**GOAL**
Scan the data beneath this task and copy each line that includes "name".
________________________________________
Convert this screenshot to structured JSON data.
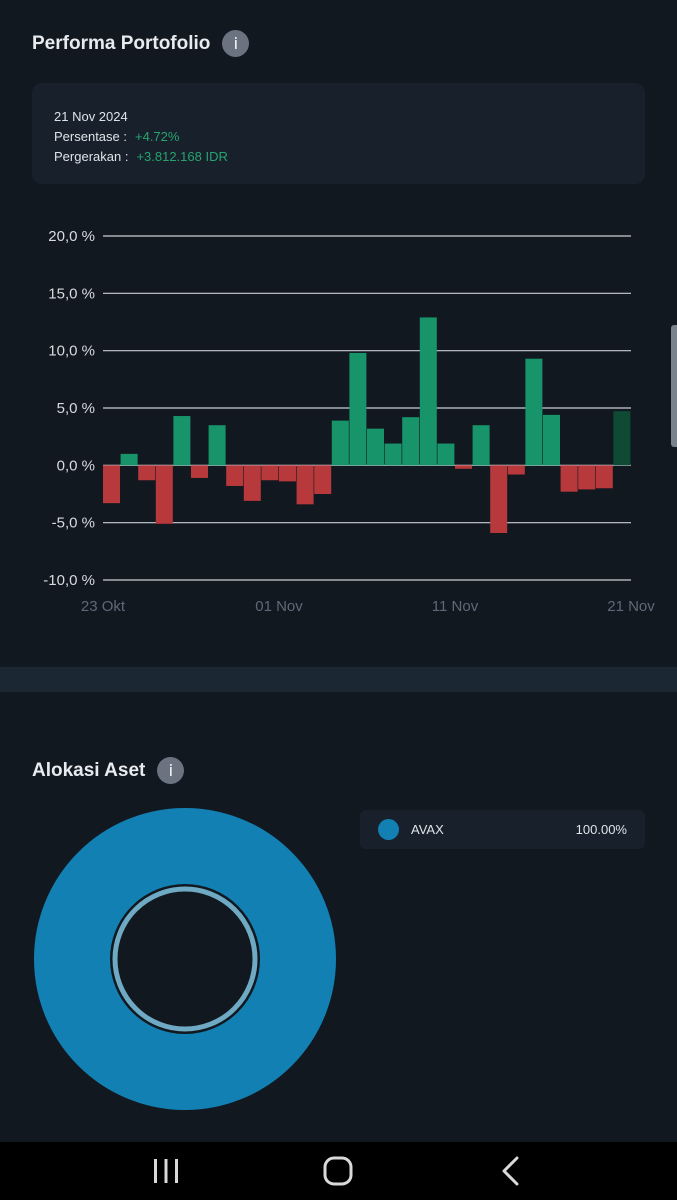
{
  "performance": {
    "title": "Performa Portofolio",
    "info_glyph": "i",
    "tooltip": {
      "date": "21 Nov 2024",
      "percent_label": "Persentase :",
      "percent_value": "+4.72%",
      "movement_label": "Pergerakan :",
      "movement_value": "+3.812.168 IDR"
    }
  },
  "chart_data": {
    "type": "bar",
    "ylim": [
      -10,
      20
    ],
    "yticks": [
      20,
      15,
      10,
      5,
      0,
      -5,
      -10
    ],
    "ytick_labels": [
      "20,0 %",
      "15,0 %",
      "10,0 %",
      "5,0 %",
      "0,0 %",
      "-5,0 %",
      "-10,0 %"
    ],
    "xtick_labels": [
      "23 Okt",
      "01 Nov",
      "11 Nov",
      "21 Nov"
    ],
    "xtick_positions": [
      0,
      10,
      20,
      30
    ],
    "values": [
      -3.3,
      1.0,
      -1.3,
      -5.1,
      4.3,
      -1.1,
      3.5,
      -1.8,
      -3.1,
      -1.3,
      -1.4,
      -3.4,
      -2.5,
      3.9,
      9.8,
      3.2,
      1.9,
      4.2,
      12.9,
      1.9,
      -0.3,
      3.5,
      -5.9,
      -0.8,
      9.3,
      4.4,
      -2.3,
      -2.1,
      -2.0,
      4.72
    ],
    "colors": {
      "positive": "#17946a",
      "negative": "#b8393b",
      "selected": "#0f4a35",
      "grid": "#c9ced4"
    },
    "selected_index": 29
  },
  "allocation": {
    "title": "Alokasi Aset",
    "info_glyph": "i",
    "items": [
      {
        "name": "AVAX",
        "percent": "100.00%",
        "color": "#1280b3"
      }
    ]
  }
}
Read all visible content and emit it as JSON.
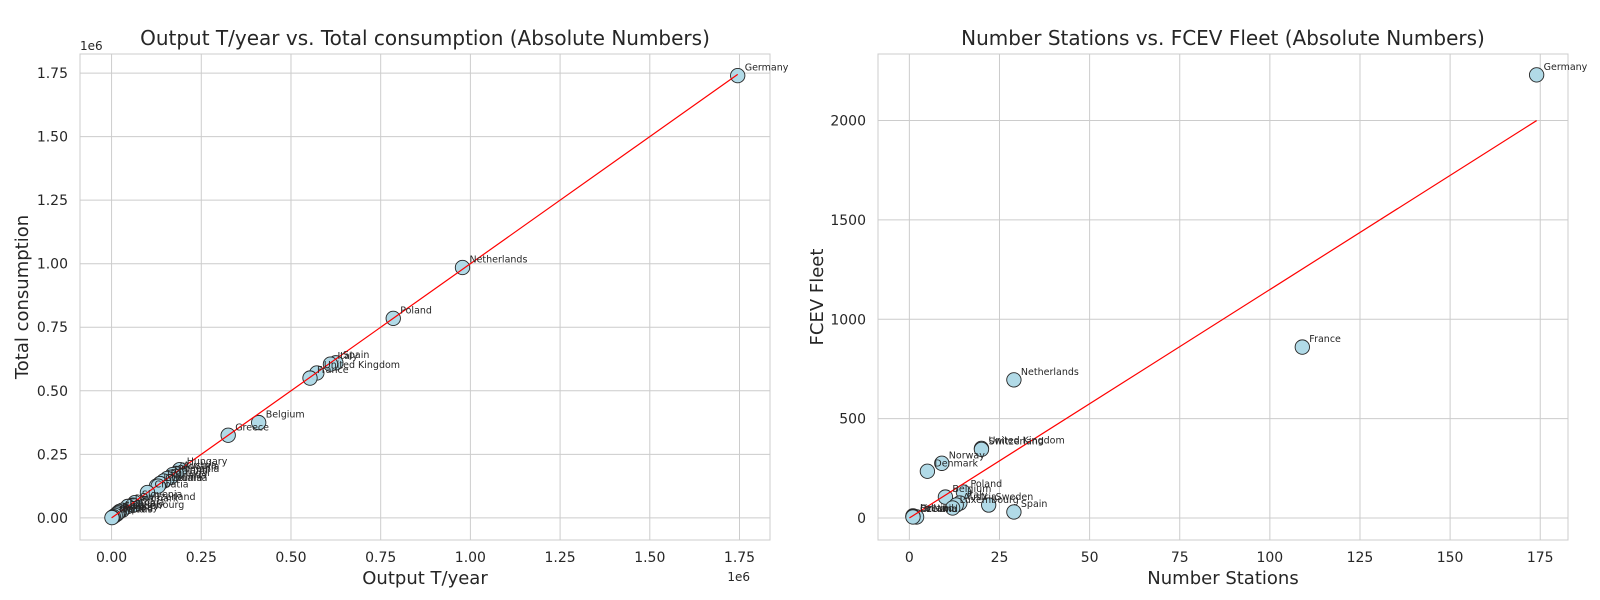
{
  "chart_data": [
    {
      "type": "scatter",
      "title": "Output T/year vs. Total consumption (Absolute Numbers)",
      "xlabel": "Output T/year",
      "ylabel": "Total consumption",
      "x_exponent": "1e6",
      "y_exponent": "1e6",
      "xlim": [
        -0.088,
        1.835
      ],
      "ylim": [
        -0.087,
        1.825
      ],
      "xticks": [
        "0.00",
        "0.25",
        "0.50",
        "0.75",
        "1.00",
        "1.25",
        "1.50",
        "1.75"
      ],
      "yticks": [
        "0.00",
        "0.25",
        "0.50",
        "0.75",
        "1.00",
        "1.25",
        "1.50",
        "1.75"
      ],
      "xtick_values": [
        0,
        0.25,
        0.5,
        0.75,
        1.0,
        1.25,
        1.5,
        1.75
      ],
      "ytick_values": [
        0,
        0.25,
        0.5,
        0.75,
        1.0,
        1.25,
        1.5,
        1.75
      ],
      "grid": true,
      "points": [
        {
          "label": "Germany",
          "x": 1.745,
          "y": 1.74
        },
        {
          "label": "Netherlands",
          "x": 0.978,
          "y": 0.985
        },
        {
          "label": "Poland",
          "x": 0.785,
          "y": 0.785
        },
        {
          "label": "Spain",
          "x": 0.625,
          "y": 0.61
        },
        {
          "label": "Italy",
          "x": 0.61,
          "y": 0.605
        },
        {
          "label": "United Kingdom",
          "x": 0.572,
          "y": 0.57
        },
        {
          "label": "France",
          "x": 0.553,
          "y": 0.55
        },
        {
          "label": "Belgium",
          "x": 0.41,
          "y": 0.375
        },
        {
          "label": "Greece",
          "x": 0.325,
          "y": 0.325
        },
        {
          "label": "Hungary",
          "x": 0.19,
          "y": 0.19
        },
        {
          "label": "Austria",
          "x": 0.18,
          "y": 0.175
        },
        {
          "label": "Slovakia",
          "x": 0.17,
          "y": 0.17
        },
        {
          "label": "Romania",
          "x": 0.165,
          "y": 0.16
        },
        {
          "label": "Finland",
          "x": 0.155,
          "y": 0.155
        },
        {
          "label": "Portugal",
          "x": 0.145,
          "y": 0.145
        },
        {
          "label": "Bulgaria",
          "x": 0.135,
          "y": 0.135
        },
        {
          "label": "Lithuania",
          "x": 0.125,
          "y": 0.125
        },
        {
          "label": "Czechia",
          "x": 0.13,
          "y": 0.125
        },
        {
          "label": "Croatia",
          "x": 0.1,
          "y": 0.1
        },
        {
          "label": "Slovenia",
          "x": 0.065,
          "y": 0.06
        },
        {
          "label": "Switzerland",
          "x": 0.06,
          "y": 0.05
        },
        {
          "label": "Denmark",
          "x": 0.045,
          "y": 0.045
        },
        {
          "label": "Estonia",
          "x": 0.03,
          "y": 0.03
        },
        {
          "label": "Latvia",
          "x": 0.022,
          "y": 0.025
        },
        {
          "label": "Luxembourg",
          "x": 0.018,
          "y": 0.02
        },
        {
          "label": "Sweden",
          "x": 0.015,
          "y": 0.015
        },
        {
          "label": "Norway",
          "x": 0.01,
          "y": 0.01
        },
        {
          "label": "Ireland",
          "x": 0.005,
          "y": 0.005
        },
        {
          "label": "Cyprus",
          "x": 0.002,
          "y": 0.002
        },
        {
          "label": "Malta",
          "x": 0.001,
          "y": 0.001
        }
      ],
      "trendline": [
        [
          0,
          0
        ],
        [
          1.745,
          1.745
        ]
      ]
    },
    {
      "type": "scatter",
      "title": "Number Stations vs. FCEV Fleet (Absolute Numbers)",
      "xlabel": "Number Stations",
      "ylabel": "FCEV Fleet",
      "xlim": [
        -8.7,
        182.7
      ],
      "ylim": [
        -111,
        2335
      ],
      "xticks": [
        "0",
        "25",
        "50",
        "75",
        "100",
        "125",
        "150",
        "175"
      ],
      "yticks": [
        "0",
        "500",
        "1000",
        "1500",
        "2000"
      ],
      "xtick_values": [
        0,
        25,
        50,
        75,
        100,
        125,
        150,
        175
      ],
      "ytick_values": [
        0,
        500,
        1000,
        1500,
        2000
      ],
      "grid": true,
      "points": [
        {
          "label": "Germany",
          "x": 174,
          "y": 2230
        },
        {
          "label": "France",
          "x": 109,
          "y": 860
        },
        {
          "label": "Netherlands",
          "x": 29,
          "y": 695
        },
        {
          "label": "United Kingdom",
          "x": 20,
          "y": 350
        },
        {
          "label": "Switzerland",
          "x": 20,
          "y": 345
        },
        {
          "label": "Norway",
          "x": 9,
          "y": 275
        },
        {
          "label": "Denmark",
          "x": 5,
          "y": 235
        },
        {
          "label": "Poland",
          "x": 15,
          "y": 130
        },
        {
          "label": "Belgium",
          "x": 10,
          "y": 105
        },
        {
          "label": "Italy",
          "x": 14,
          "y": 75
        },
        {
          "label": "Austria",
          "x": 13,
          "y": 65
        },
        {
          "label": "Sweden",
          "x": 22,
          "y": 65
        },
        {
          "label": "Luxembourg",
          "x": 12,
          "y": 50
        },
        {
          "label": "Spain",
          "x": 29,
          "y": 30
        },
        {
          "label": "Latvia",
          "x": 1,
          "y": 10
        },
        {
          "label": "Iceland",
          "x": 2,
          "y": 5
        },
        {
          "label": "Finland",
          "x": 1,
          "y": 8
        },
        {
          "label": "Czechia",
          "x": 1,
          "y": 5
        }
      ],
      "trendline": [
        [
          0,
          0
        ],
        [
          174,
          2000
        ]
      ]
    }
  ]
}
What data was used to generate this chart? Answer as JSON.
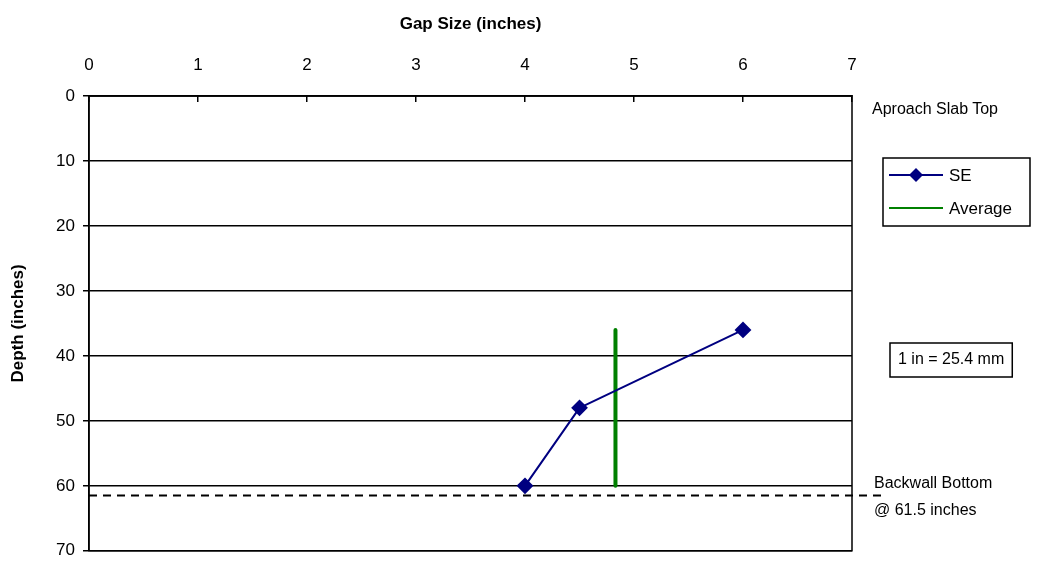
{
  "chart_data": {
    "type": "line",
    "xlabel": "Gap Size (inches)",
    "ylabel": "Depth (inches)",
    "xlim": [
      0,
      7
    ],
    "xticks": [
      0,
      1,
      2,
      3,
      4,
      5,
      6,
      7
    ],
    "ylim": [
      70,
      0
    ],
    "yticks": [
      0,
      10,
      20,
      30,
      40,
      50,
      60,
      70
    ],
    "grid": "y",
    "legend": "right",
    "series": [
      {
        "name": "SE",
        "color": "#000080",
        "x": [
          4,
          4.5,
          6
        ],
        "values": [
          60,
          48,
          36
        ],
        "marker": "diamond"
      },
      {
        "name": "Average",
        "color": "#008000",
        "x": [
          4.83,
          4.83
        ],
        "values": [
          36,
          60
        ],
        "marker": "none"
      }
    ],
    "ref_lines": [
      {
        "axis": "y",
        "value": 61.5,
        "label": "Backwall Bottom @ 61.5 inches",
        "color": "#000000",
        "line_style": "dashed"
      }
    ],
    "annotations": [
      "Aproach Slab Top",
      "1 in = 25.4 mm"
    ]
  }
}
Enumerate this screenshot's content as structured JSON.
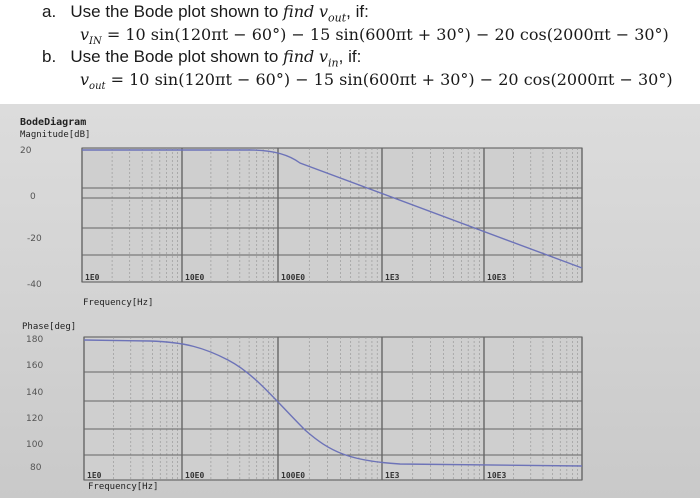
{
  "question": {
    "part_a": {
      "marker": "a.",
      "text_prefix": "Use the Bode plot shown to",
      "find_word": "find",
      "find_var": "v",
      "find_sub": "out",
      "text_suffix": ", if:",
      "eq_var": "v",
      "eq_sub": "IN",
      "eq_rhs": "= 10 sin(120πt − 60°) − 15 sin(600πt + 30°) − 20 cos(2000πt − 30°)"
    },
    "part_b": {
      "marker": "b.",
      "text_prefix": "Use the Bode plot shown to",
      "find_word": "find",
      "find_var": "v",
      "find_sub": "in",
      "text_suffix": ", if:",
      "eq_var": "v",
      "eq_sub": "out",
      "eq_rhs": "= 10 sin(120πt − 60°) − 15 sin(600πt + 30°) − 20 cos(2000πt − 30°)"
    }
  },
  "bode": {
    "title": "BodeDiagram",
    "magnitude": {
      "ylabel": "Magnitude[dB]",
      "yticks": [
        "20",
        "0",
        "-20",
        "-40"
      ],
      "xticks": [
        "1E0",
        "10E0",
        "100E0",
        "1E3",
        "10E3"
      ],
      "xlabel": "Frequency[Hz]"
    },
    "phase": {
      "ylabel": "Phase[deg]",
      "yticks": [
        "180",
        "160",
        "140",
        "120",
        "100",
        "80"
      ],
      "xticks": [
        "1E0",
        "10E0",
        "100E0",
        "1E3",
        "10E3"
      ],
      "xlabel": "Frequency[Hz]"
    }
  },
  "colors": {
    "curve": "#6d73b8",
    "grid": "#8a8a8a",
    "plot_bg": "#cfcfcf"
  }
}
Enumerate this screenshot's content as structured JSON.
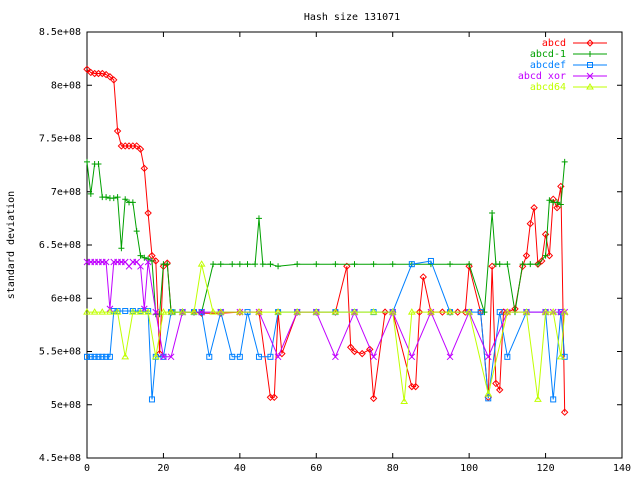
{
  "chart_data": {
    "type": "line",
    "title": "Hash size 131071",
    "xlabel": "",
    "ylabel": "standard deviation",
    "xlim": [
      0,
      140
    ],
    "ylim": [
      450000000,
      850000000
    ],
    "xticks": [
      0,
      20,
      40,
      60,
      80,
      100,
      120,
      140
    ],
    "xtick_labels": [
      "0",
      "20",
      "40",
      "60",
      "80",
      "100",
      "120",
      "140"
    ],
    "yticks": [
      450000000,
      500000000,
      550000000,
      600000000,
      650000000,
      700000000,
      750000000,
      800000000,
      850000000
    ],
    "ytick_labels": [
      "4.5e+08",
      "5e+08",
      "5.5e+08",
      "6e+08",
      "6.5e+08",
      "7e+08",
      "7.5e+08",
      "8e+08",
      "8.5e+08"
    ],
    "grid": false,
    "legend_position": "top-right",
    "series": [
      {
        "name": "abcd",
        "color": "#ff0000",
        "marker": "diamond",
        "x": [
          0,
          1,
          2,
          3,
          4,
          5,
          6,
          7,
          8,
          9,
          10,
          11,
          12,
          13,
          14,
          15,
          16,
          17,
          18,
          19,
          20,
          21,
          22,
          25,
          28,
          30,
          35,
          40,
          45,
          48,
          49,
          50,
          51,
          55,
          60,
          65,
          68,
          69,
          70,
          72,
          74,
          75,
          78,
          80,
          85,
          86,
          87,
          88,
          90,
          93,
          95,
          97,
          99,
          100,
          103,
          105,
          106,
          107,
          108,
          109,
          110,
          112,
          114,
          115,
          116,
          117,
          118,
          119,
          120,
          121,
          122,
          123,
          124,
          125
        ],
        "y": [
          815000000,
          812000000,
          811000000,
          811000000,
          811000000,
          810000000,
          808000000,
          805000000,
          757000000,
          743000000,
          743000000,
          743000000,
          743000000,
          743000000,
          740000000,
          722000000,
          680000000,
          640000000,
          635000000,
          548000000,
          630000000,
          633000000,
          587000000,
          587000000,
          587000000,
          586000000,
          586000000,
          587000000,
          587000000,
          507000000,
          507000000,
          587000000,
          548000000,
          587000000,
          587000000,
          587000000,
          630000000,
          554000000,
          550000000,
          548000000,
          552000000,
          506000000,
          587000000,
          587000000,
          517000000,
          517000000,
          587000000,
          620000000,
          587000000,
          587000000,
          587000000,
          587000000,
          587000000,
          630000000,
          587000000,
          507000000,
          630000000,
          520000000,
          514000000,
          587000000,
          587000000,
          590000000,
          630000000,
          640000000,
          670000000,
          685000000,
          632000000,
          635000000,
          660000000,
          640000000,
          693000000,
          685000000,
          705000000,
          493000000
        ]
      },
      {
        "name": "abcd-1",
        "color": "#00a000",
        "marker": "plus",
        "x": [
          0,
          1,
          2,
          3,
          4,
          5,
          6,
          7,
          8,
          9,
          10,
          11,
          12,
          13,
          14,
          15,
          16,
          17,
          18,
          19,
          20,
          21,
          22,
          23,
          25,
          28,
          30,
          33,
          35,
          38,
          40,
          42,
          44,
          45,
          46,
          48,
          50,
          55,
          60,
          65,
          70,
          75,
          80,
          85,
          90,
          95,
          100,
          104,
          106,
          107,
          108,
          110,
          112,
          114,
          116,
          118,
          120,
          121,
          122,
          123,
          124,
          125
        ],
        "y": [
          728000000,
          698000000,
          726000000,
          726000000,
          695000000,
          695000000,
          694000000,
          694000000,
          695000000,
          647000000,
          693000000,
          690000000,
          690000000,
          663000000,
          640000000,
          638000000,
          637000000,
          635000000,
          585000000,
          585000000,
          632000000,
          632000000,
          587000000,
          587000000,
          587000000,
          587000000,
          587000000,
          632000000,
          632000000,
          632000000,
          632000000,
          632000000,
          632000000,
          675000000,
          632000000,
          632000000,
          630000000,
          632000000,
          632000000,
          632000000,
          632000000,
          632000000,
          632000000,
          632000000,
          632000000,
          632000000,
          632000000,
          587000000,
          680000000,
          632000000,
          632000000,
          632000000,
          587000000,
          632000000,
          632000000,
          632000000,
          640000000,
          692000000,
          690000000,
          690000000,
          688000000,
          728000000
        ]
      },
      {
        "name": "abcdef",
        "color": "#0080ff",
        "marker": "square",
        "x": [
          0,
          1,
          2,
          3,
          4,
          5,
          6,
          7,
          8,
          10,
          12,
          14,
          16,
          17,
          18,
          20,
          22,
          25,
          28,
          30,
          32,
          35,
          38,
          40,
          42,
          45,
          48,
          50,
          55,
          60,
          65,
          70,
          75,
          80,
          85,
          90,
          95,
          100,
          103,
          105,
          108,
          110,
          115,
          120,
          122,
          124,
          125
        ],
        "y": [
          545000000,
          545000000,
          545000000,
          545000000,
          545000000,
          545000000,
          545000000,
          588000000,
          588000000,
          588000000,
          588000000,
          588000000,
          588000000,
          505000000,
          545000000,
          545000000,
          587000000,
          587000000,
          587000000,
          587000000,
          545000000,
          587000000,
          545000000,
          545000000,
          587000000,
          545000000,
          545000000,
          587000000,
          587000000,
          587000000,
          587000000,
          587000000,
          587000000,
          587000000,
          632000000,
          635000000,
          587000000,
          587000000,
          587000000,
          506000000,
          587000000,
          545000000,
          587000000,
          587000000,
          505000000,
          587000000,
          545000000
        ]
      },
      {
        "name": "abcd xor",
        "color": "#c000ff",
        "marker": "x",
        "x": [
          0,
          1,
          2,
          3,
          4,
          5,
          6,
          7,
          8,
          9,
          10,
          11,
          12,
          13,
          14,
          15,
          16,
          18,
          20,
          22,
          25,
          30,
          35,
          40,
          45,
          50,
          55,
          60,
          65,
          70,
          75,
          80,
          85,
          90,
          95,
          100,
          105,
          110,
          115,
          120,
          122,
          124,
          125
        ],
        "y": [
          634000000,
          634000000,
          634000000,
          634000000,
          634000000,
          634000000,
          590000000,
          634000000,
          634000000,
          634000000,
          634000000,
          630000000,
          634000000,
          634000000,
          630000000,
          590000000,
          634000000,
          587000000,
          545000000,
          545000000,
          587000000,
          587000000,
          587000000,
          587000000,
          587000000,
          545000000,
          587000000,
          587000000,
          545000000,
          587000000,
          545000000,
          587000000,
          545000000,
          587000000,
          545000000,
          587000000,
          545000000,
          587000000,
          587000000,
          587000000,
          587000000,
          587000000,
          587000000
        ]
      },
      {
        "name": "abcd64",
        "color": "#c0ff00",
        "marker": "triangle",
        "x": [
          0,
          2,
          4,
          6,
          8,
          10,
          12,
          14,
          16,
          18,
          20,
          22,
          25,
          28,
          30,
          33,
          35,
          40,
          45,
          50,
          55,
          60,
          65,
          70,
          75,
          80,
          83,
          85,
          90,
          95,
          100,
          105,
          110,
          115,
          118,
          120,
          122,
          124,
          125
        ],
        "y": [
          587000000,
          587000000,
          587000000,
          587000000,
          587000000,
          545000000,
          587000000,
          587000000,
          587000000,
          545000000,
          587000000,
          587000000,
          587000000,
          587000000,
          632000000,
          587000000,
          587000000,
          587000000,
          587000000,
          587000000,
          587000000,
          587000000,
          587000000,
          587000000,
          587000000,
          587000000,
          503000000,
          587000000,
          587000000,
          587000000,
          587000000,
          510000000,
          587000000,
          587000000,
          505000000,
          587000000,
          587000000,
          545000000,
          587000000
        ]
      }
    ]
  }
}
________________________________________
**FULL OUTPUT**
        "name": "AVAX",
        "name": "SE",
        "name": "Average",
        "name": "abcd",
        "name": "abcd-1",
        "name": "abcdef",
        "name": "abcd xor",
        "name": "abcd64",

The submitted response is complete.